» **What this task involves**: Restate the entries below verbatim.

» **Supplied material**:
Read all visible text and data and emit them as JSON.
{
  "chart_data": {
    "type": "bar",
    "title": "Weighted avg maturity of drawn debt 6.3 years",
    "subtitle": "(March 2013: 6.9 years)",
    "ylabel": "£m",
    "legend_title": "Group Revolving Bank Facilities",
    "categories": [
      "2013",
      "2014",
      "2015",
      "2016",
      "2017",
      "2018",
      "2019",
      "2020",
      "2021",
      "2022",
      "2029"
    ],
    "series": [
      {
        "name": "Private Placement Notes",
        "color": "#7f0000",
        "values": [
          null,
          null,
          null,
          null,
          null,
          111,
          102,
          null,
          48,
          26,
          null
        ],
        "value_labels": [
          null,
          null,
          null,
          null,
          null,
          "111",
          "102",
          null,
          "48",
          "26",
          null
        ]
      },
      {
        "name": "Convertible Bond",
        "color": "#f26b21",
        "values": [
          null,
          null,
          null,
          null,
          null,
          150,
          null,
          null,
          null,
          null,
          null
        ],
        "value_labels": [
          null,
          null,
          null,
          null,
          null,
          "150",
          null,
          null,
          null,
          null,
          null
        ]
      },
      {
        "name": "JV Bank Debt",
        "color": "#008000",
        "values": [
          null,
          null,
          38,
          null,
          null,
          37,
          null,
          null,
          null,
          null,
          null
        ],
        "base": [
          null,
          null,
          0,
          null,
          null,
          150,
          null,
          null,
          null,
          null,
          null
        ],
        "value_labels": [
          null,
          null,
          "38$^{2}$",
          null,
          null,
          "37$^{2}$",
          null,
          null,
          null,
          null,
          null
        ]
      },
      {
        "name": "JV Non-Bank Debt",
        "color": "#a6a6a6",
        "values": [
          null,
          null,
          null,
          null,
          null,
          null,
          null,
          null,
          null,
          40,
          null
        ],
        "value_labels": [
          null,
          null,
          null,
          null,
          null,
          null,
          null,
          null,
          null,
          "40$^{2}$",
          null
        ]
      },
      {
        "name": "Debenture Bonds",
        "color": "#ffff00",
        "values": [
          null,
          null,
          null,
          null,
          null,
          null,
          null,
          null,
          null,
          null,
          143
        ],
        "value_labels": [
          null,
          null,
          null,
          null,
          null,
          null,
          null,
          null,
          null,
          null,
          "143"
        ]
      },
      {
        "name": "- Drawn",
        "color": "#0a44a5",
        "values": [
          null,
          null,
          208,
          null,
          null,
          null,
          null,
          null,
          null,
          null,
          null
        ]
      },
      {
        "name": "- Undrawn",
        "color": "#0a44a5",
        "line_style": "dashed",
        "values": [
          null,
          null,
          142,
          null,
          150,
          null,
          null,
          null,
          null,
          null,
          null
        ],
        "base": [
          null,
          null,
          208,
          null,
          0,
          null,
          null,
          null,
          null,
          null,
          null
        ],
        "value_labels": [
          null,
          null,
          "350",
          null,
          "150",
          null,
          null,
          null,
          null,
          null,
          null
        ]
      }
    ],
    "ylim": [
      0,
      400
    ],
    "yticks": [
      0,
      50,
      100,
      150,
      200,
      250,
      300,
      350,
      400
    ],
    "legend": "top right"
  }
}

» **Answer for this exercise**:
Read all visible text and data and emit them as JSON.
{
  "chart_data": {
    "type": "bar",
    "title": "Weighted avg maturity of drawn debt 6.3 years",
    "subtitle": "(March 2013: 6.9 years)",
    "ylabel": "£m",
    "legend_title": "Group Revolving Bank Facilities",
    "categories": [
      "2013",
      "2014",
      "2015",
      "2016",
      "2017",
      "2018",
      "2019",
      "2020",
      "2021",
      "2022",
      "2029"
    ],
    "series": [
      {
        "name": "Private Placement Notes",
        "color": "#7f0000",
        "values": [
          null,
          null,
          null,
          null,
          null,
          111,
          102,
          null,
          48,
          26,
          null
        ],
        "value_labels": [
          null,
          null,
          null,
          null,
          null,
          "111",
          "102",
          null,
          "48",
          "26",
          null
        ]
      },
      {
        "name": "Convertible Bond",
        "color": "#f26b21",
        "values": [
          null,
          null,
          null,
          null,
          null,
          150,
          null,
          null,
          null,
          null,
          null
        ],
        "value_labels": [
          null,
          null,
          null,
          null,
          null,
          "150",
          null,
          null,
          null,
          null,
          null
        ]
      },
      {
        "name": "JV Bank Debt",
        "color": "#008000",
        "values": [
          null,
          null,
          38,
          null,
          null,
          37,
          null,
          null,
          null,
          null,
          null
        ],
        "base": [
          null,
          null,
          0,
          null,
          null,
          150,
          null,
          null,
          null,
          null,
          null
        ],
        "value_labels": [
          null,
          null,
          "38$^{2}$",
          null,
          null,
          "37$^{2}$",
          null,
          null,
          null,
          null,
          null
        ]
      },
      {
        "name": "JV Non-Bank Debt",
        "color": "#a6a6a6",
        "values": [
          null,
          null,
          null,
          null,
          null,
          null,
          null,
          null,
          null,
          40,
          null
        ],
        "value_labels": [
          null,
          null,
          null,
          null,
          null,
          null,
          null,
          null,
          null,
          "40$^{2}$",
          null
        ]
      },
      {
        "name": "Debenture Bonds",
        "color": "#ffff00",
        "values": [
          null,
          null,
          null,
          null,
          null,
          null,
          null,
          null,
          null,
          null,
          143
        ],
        "value_labels": [
          null,
          null,
          null,
          null,
          null,
          null,
          null,
          null,
          null,
          null,
          "143"
        ]
      },
      {
        "name": "- Drawn",
        "color": "#0a44a5",
        "values": [
          null,
          null,
          208,
          null,
          null,
          null,
          null,
          null,
          null,
          null,
          null
        ]
      },
      {
        "name": "- Undrawn",
        "color": "#0a44a5",
        "line_style": "dashed",
        "values": [
          null,
          null,
          142,
          null,
          150,
          null,
          null,
          null,
          null,
          null,
          null
        ],
        "base": [
          null,
          null,
          208,
          null,
          0,
          null,
          null,
          null,
          null,
          null,
          null
        ],
        "value_labels": [
          null,
          null,
          "350",
          null,
          "150",
          null,
          null,
          null,
          null,
          null,
          null
        ]
      }
    ],
    "ylim": [
      0,
      400
    ],
    "yticks": [
      0,
      50,
      100,
      150,
      200,
      250,
      300,
      350,
      400
    ],
    "legend": "top right"
  }
}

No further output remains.